BEGIN Extracted material

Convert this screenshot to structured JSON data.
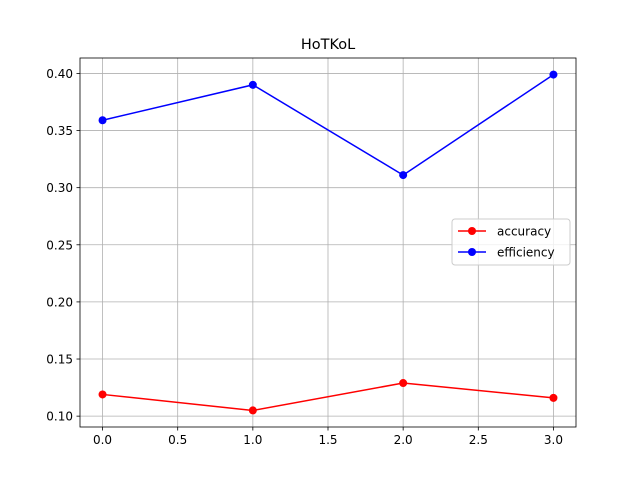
{
  "chart_data": {
    "type": "line",
    "title": "HoTKoL",
    "xlabel": "",
    "ylabel": "",
    "x": [
      0,
      1,
      2,
      3
    ],
    "series": [
      {
        "name": "accuracy",
        "color": "#ff0000",
        "marker": "circle",
        "values": [
          0.119,
          0.105,
          0.129,
          0.116
        ]
      },
      {
        "name": "efficiency",
        "color": "#0000ff",
        "marker": "circle",
        "values": [
          0.359,
          0.39,
          0.311,
          0.399
        ]
      }
    ],
    "xlim": [
      -0.15,
      3.15
    ],
    "ylim": [
      0.0905,
      0.4135
    ],
    "xticks": [
      "0.0",
      "0.5",
      "1.0",
      "1.5",
      "2.0",
      "2.5",
      "3.0"
    ],
    "yticks": [
      "0.10",
      "0.15",
      "0.20",
      "0.25",
      "0.30",
      "0.35",
      "0.40"
    ],
    "grid": true,
    "legend_position": "center-right"
  }
}
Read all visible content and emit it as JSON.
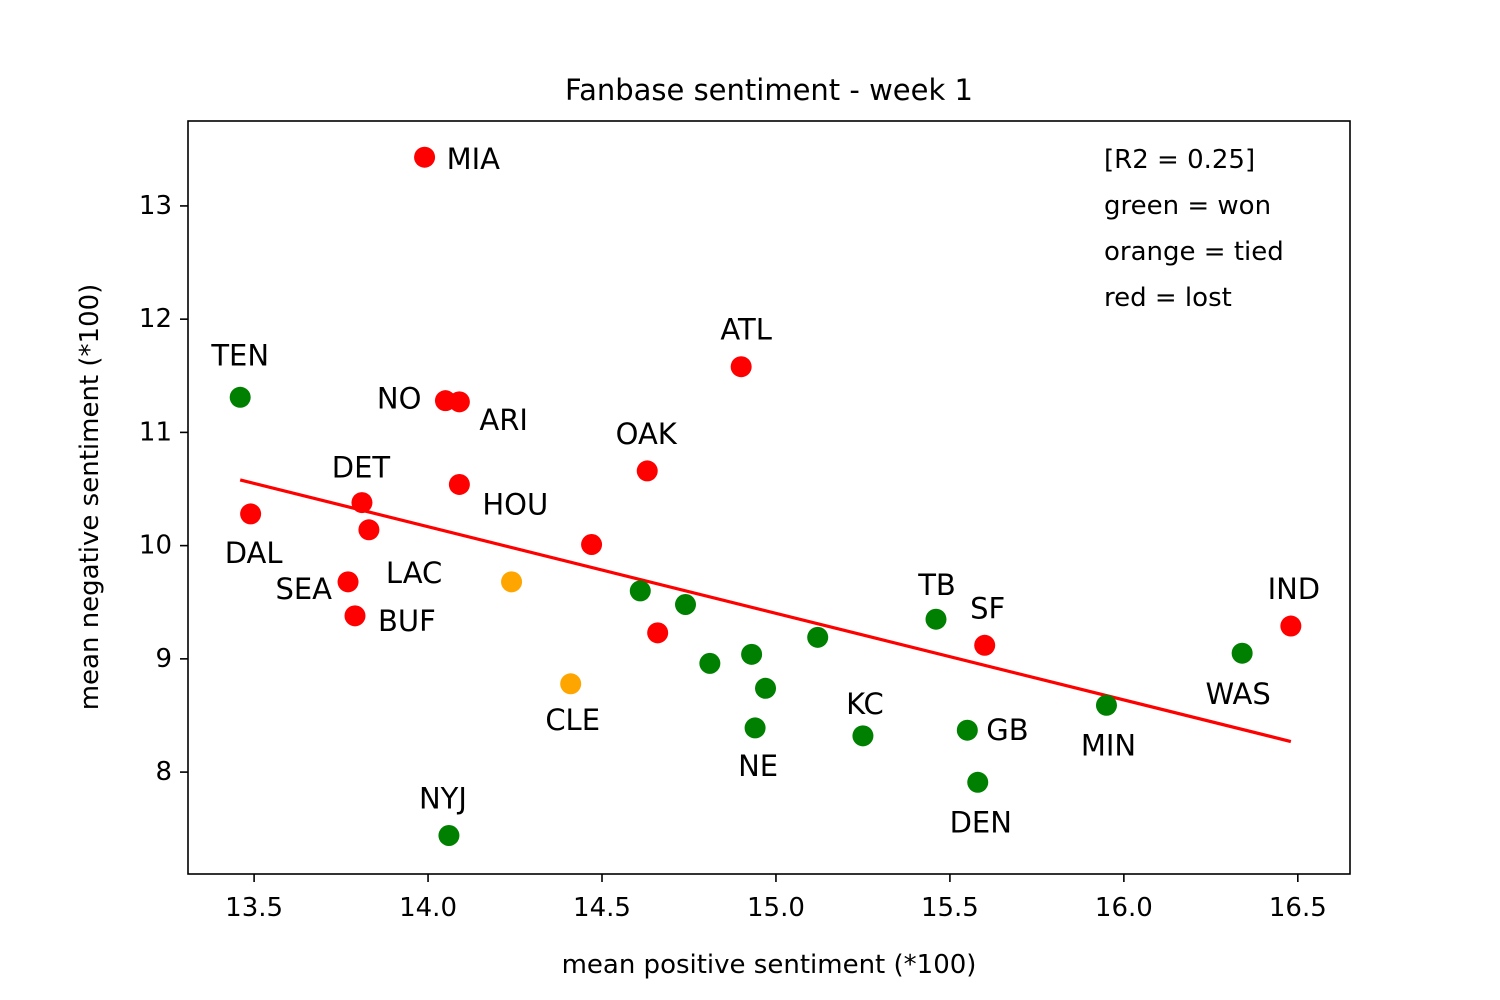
{
  "chart_data": {
    "type": "scatter",
    "title": "Fanbase sentiment - week 1",
    "xlabel": "mean positive sentiment (*100)",
    "ylabel": "mean negative sentiment (*100)",
    "xlim": [
      13.31,
      16.65
    ],
    "ylim": [
      7.1,
      13.75
    ],
    "xticks": [
      "13.5",
      "14.0",
      "14.5",
      "15.0",
      "15.5",
      "16.0",
      "16.5"
    ],
    "yticks": [
      "8",
      "9",
      "10",
      "11",
      "12",
      "13"
    ],
    "grid": false,
    "annotation_lines": [
      "[R2 = 0.25]",
      "green = won",
      "orange = tied",
      "red = lost"
    ],
    "colors": {
      "won": "#008000",
      "tied": "#ffa500",
      "lost": "#ff0000",
      "fit": "#ff0000"
    },
    "fit_line": {
      "x": [
        13.46,
        16.48
      ],
      "y": [
        10.58,
        8.27
      ]
    },
    "points": [
      {
        "label": "MIA",
        "x": 13.99,
        "y": 13.43,
        "result": "lost"
      },
      {
        "label": "ATL",
        "x": 14.9,
        "y": 11.58,
        "result": "lost"
      },
      {
        "label": "TEN",
        "x": 13.46,
        "y": 11.31,
        "result": "won"
      },
      {
        "label": "NO",
        "x": 14.05,
        "y": 11.28,
        "result": "lost"
      },
      {
        "label": "ARI",
        "x": 14.09,
        "y": 11.27,
        "result": "lost"
      },
      {
        "label": "OAK",
        "x": 14.63,
        "y": 10.66,
        "result": "lost"
      },
      {
        "label": "HOU",
        "x": 14.09,
        "y": 10.54,
        "result": "lost"
      },
      {
        "label": "DET",
        "x": 13.81,
        "y": 10.38,
        "result": "lost"
      },
      {
        "label": "DAL",
        "x": 13.49,
        "y": 10.28,
        "result": "lost"
      },
      {
        "label": "LAC",
        "x": 13.83,
        "y": 10.14,
        "result": "lost"
      },
      {
        "label": "",
        "x": 14.47,
        "y": 10.01,
        "result": "lost"
      },
      {
        "label": "SEA",
        "x": 13.77,
        "y": 9.68,
        "result": "lost"
      },
      {
        "label": "",
        "x": 14.24,
        "y": 9.68,
        "result": "tied"
      },
      {
        "label": "",
        "x": 14.61,
        "y": 9.6,
        "result": "won"
      },
      {
        "label": "",
        "x": 14.74,
        "y": 9.48,
        "result": "won"
      },
      {
        "label": "BUF",
        "x": 13.79,
        "y": 9.38,
        "result": "lost"
      },
      {
        "label": "TB",
        "x": 15.46,
        "y": 9.35,
        "result": "won"
      },
      {
        "label": "IND",
        "x": 16.48,
        "y": 9.29,
        "result": "lost"
      },
      {
        "label": "",
        "x": 14.66,
        "y": 9.23,
        "result": "lost"
      },
      {
        "label": "",
        "x": 15.12,
        "y": 9.19,
        "result": "won"
      },
      {
        "label": "SF",
        "x": 15.6,
        "y": 9.12,
        "result": "lost"
      },
      {
        "label": "WAS",
        "x": 16.34,
        "y": 9.05,
        "result": "won"
      },
      {
        "label": "",
        "x": 14.93,
        "y": 9.04,
        "result": "won"
      },
      {
        "label": "",
        "x": 14.81,
        "y": 8.96,
        "result": "won"
      },
      {
        "label": "CLE",
        "x": 14.41,
        "y": 8.78,
        "result": "tied"
      },
      {
        "label": "",
        "x": 14.97,
        "y": 8.74,
        "result": "won"
      },
      {
        "label": "MIN",
        "x": 15.95,
        "y": 8.59,
        "result": "won"
      },
      {
        "label": "NE",
        "x": 14.94,
        "y": 8.39,
        "result": "won"
      },
      {
        "label": "GB",
        "x": 15.55,
        "y": 8.37,
        "result": "won"
      },
      {
        "label": "KC",
        "x": 15.25,
        "y": 8.32,
        "result": "won"
      },
      {
        "label": "DEN",
        "x": 15.58,
        "y": 7.91,
        "result": "won"
      },
      {
        "label": "NYJ",
        "x": 14.06,
        "y": 7.44,
        "result": "won"
      }
    ]
  }
}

END Extracted material

Set task
Each line that has the word "xlabel" should be copied.

In response
    "xlabel": "",
    "xlabel": "mean positive sentiment (*100)",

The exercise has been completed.